* Extracted entries
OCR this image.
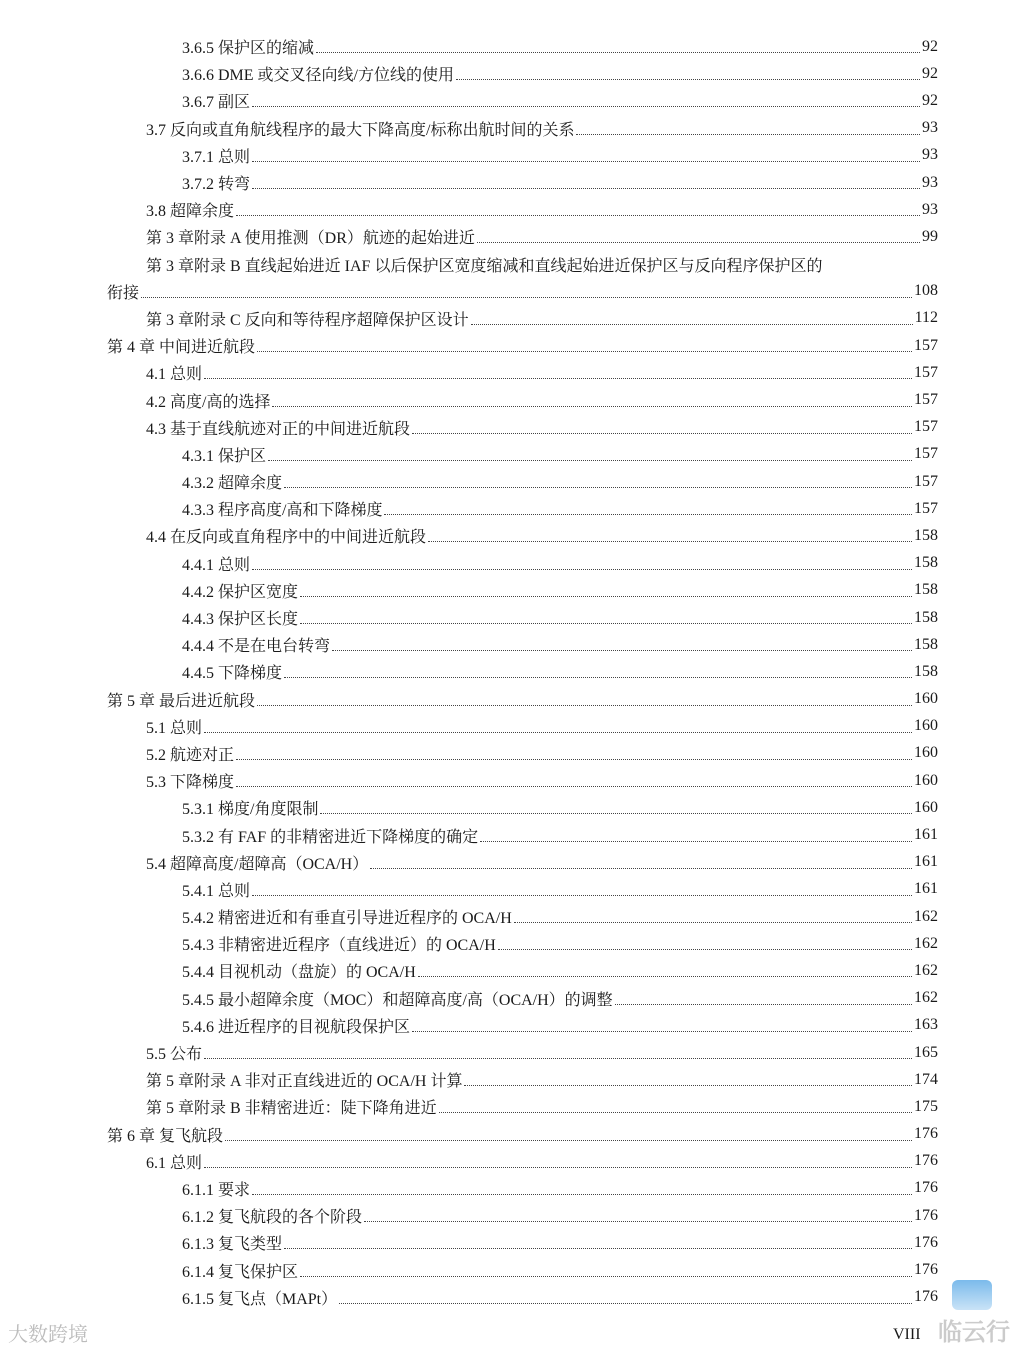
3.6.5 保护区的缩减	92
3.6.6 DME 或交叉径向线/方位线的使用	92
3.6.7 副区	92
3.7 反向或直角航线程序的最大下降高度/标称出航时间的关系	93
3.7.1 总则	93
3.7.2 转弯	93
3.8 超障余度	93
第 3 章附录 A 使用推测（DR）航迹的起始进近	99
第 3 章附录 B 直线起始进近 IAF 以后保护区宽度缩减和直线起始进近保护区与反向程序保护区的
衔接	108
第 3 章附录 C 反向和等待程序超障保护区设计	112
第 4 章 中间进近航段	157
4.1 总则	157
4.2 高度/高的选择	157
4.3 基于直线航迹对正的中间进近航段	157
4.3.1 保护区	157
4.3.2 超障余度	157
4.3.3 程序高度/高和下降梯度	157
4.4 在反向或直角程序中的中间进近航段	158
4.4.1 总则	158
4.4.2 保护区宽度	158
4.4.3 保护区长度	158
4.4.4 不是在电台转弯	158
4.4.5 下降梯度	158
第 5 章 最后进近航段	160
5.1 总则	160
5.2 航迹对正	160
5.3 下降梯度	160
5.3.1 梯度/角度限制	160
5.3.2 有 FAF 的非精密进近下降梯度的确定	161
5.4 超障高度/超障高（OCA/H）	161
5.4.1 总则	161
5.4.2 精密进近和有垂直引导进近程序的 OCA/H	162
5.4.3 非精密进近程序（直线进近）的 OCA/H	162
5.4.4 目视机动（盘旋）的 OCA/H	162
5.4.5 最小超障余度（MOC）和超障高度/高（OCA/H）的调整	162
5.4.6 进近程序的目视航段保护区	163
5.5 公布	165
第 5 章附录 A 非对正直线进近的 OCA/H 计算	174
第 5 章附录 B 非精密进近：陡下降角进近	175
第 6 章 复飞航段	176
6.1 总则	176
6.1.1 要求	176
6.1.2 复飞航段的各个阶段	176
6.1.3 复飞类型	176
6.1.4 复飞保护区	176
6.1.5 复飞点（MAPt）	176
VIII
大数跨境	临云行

* Instructions to follow
Word for word, quote the full listing, omitting every picture.

* Result of the exercise
OCR this image.
3.6.5 保护区的缩减	92
3.6.6 DME 或交叉径向线/方位线的使用	92
3.6.7 副区	92
3.7 反向或直角航线程序的最大下降高度/标称出航时间的关系	93
3.7.1 总则	93
3.7.2 转弯	93
3.8 超障余度	93
第 3 章附录 A 使用推测（DR）航迹的起始进近	99
第 3 章附录 B 直线起始进近 IAF 以后保护区宽度缩减和直线起始进近保护区与反向程序保护区的
衔接	108
第 3 章附录 C 反向和等待程序超障保护区设计	112
第 4 章 中间进近航段	157
4.1 总则	157
4.2 高度/高的选择	157
4.3 基于直线航迹对正的中间进近航段	157
4.3.1 保护区	157
4.3.2 超障余度	157
4.3.3 程序高度/高和下降梯度	157
4.4 在反向或直角程序中的中间进近航段	158
4.4.1 总则	158
4.4.2 保护区宽度	158
4.4.3 保护区长度	158
4.4.4 不是在电台转弯	158
4.4.5 下降梯度	158
第 5 章 最后进近航段	160
5.1 总则	160
5.2 航迹对正	160
5.3 下降梯度	160
5.3.1 梯度/角度限制	160
5.3.2 有 FAF 的非精密进近下降梯度的确定	161
5.4 超障高度/超障高（OCA/H）	161
5.4.1 总则	161
5.4.2 精密进近和有垂直引导进近程序的 OCA/H	162
5.4.3 非精密进近程序（直线进近）的 OCA/H	162
5.4.4 目视机动（盘旋）的 OCA/H	162
5.4.5 最小超障余度（MOC）和超障高度/高（OCA/H）的调整	162
5.4.6 进近程序的目视航段保护区	163
5.5 公布	165
第 5 章附录 A 非对正直线进近的 OCA/H 计算	174
第 5 章附录 B 非精密进近：陡下降角进近	175
第 6 章 复飞航段	176
6.1 总则	176
6.1.1 要求	176
6.1.2 复飞航段的各个阶段	176
6.1.3 复飞类型	176
6.1.4 复飞保护区	176
6.1.5 复飞点（MAPt）	176
VIII
大数跨境	临云行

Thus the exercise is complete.